Part of a data file

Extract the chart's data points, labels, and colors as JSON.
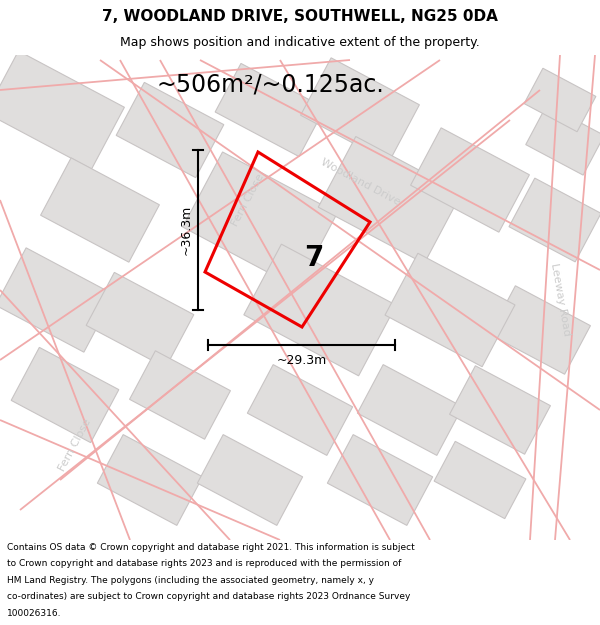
{
  "title": "7, WOODLAND DRIVE, SOUTHWELL, NG25 0DA",
  "subtitle": "Map shows position and indicative extent of the property.",
  "area_label": "~506m²/~0.125ac.",
  "property_number": "7",
  "dim_width": "~29.3m",
  "dim_height": "~36.3m",
  "footer_lines": [
    "Contains OS data © Crown copyright and database right 2021. This information is subject",
    "to Crown copyright and database rights 2023 and is reproduced with the permission of",
    "HM Land Registry. The polygons (including the associated geometry, namely x, y",
    "co-ordinates) are subject to Crown copyright and database rights 2023 Ordnance Survey",
    "100026316."
  ],
  "bg_color": "#f5f5f5",
  "road_line_color": "#f0aaaa",
  "block_color": "#e0dedd",
  "block_border_color": "#c8c4c4",
  "property_color": "#ee0000",
  "road_label_color": "#cccccc",
  "title_fontsize": 11,
  "subtitle_fontsize": 9,
  "area_fontsize": 17,
  "number_fontsize": 20,
  "dim_fontsize": 9,
  "road_label_fontsize": 8,
  "footer_fontsize": 6.5
}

Directive: Repeat all the records above exactly, leaving out any pictures.

Task output:
Extract the chart's data points, labels, and colors as JSON.
{
  "title": "7, WOODLAND DRIVE, SOUTHWELL, NG25 0DA",
  "subtitle": "Map shows position and indicative extent of the property.",
  "area_label": "~506m²/~0.125ac.",
  "property_number": "7",
  "dim_width": "~29.3m",
  "dim_height": "~36.3m",
  "footer_lines": [
    "Contains OS data © Crown copyright and database right 2021. This information is subject",
    "to Crown copyright and database rights 2023 and is reproduced with the permission of",
    "HM Land Registry. The polygons (including the associated geometry, namely x, y",
    "co-ordinates) are subject to Crown copyright and database rights 2023 Ordnance Survey",
    "100026316."
  ],
  "bg_color": "#f5f5f5",
  "road_line_color": "#f0aaaa",
  "block_color": "#e0dedd",
  "block_border_color": "#c8c4c4",
  "property_color": "#ee0000",
  "road_label_color": "#cccccc",
  "title_fontsize": 11,
  "subtitle_fontsize": 9,
  "area_fontsize": 17,
  "number_fontsize": 20,
  "dim_fontsize": 9,
  "road_label_fontsize": 8,
  "footer_fontsize": 6.5
}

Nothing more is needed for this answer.